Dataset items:
------------------------------------------------

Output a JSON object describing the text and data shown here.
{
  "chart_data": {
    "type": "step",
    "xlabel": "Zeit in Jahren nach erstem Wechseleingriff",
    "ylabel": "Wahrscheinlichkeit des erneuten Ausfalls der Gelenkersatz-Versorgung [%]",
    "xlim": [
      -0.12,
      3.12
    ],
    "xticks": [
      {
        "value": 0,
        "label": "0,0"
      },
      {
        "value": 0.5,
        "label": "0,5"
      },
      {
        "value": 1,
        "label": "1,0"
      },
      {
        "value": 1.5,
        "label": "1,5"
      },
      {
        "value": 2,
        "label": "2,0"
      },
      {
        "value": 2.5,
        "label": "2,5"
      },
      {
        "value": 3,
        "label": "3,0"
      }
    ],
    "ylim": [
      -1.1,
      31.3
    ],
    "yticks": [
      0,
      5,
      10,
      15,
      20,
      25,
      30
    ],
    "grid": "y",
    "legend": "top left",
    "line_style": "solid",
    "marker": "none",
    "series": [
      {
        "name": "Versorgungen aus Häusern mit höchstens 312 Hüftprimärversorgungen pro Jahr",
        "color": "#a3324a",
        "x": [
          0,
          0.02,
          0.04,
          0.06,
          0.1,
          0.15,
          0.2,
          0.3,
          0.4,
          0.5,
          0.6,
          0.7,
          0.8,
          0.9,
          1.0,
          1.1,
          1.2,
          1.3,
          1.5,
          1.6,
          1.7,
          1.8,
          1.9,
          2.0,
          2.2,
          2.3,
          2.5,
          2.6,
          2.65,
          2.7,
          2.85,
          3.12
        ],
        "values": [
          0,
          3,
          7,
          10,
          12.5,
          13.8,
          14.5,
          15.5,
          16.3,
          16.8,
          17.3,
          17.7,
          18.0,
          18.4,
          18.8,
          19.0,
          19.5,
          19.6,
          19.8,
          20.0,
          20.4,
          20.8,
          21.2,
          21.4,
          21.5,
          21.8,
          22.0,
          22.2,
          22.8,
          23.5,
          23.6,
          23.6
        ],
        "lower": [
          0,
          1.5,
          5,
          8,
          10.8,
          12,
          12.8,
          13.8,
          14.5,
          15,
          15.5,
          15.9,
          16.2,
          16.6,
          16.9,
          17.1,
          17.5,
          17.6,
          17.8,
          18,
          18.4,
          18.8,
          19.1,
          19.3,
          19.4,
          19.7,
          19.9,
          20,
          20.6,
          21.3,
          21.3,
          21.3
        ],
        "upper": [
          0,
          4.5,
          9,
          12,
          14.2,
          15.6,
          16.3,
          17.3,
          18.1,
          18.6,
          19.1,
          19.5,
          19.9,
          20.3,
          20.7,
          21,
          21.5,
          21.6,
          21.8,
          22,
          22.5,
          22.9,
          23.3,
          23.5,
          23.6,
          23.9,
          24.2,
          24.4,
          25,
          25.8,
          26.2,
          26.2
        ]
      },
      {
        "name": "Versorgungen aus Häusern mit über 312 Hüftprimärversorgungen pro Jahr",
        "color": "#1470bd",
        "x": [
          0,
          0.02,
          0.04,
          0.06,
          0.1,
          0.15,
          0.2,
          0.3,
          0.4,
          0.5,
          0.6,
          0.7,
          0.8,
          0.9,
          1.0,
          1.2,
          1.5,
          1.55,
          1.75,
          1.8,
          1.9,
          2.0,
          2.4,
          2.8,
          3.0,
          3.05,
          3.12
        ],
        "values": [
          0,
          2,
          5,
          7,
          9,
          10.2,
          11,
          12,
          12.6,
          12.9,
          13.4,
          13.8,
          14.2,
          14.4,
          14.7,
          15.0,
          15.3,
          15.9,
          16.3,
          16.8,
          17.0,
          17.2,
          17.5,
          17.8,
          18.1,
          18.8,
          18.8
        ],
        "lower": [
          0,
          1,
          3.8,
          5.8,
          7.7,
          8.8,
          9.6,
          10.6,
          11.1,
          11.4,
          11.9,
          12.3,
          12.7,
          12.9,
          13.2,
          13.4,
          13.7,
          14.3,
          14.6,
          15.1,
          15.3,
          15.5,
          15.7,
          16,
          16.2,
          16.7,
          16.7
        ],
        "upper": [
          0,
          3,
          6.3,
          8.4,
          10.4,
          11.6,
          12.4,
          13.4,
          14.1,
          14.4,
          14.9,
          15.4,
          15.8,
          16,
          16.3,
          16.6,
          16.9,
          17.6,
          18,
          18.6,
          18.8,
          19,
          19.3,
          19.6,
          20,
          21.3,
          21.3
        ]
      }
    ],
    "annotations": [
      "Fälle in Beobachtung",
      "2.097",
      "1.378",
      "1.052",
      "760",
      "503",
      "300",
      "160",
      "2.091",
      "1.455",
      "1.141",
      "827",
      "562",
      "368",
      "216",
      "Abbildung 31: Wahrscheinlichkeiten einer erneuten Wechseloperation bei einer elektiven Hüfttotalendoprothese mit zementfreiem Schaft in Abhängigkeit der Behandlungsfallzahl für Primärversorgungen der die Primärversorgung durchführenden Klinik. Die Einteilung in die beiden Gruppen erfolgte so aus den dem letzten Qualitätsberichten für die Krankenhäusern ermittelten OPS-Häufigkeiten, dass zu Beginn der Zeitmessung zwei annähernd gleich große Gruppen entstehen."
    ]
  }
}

------------------------------------------------

**YOUR TASK**
Can you reproduce all the material exactly?

**ANSWER IN FULL**
Output a JSON object describing the text and data shown here.
{
  "chart_data": {
    "type": "step",
    "xlabel": "Zeit in Jahren nach erstem Wechseleingriff",
    "ylabel": "Wahrscheinlichkeit des erneuten Ausfalls der Gelenkersatz-Versorgung [%]",
    "xlim": [
      -0.12,
      3.12
    ],
    "xticks": [
      {
        "value": 0,
        "label": "0,0"
      },
      {
        "value": 0.5,
        "label": "0,5"
      },
      {
        "value": 1,
        "label": "1,0"
      },
      {
        "value": 1.5,
        "label": "1,5"
      },
      {
        "value": 2,
        "label": "2,0"
      },
      {
        "value": 2.5,
        "label": "2,5"
      },
      {
        "value": 3,
        "label": "3,0"
      }
    ],
    "ylim": [
      -1.1,
      31.3
    ],
    "yticks": [
      0,
      5,
      10,
      15,
      20,
      25,
      30
    ],
    "grid": "y",
    "legend": "top left",
    "line_style": "solid",
    "marker": "none",
    "series": [
      {
        "name": "Versorgungen aus Häusern mit höchstens 312 Hüftprimärversorgungen pro Jahr",
        "color": "#a3324a",
        "x": [
          0,
          0.02,
          0.04,
          0.06,
          0.1,
          0.15,
          0.2,
          0.3,
          0.4,
          0.5,
          0.6,
          0.7,
          0.8,
          0.9,
          1.0,
          1.1,
          1.2,
          1.3,
          1.5,
          1.6,
          1.7,
          1.8,
          1.9,
          2.0,
          2.2,
          2.3,
          2.5,
          2.6,
          2.65,
          2.7,
          2.85,
          3.12
        ],
        "values": [
          0,
          3,
          7,
          10,
          12.5,
          13.8,
          14.5,
          15.5,
          16.3,
          16.8,
          17.3,
          17.7,
          18.0,
          18.4,
          18.8,
          19.0,
          19.5,
          19.6,
          19.8,
          20.0,
          20.4,
          20.8,
          21.2,
          21.4,
          21.5,
          21.8,
          22.0,
          22.2,
          22.8,
          23.5,
          23.6,
          23.6
        ],
        "lower": [
          0,
          1.5,
          5,
          8,
          10.8,
          12,
          12.8,
          13.8,
          14.5,
          15,
          15.5,
          15.9,
          16.2,
          16.6,
          16.9,
          17.1,
          17.5,
          17.6,
          17.8,
          18,
          18.4,
          18.8,
          19.1,
          19.3,
          19.4,
          19.7,
          19.9,
          20,
          20.6,
          21.3,
          21.3,
          21.3
        ],
        "upper": [
          0,
          4.5,
          9,
          12,
          14.2,
          15.6,
          16.3,
          17.3,
          18.1,
          18.6,
          19.1,
          19.5,
          19.9,
          20.3,
          20.7,
          21,
          21.5,
          21.6,
          21.8,
          22,
          22.5,
          22.9,
          23.3,
          23.5,
          23.6,
          23.9,
          24.2,
          24.4,
          25,
          25.8,
          26.2,
          26.2
        ]
      },
      {
        "name": "Versorgungen aus Häusern mit über 312 Hüftprimärversorgungen pro Jahr",
        "color": "#1470bd",
        "x": [
          0,
          0.02,
          0.04,
          0.06,
          0.1,
          0.15,
          0.2,
          0.3,
          0.4,
          0.5,
          0.6,
          0.7,
          0.8,
          0.9,
          1.0,
          1.2,
          1.5,
          1.55,
          1.75,
          1.8,
          1.9,
          2.0,
          2.4,
          2.8,
          3.0,
          3.05,
          3.12
        ],
        "values": [
          0,
          2,
          5,
          7,
          9,
          10.2,
          11,
          12,
          12.6,
          12.9,
          13.4,
          13.8,
          14.2,
          14.4,
          14.7,
          15.0,
          15.3,
          15.9,
          16.3,
          16.8,
          17.0,
          17.2,
          17.5,
          17.8,
          18.1,
          18.8,
          18.8
        ],
        "lower": [
          0,
          1,
          3.8,
          5.8,
          7.7,
          8.8,
          9.6,
          10.6,
          11.1,
          11.4,
          11.9,
          12.3,
          12.7,
          12.9,
          13.2,
          13.4,
          13.7,
          14.3,
          14.6,
          15.1,
          15.3,
          15.5,
          15.7,
          16,
          16.2,
          16.7,
          16.7
        ],
        "upper": [
          0,
          3,
          6.3,
          8.4,
          10.4,
          11.6,
          12.4,
          13.4,
          14.1,
          14.4,
          14.9,
          15.4,
          15.8,
          16,
          16.3,
          16.6,
          16.9,
          17.6,
          18,
          18.6,
          18.8,
          19,
          19.3,
          19.6,
          20,
          21.3,
          21.3
        ]
      }
    ],
    "annotations": [
      "Fälle in Beobachtung",
      "2.097",
      "1.378",
      "1.052",
      "760",
      "503",
      "300",
      "160",
      "2.091",
      "1.455",
      "1.141",
      "827",
      "562",
      "368",
      "216",
      "Abbildung 31: Wahrscheinlichkeiten einer erneuten Wechseloperation bei einer elektiven Hüfttotalendoprothese mit zementfreiem Schaft in Abhängigkeit der Behandlungsfallzahl für Primärversorgungen der die Primärversorgung durchführenden Klinik. Die Einteilung in die beiden Gruppen erfolgte so aus den dem letzten Qualitätsberichten für die Krankenhäusern ermittelten OPS-Häufigkeiten, dass zu Beginn der Zeitmessung zwei annähernd gleich große Gruppen entstehen."
    ]
  }
}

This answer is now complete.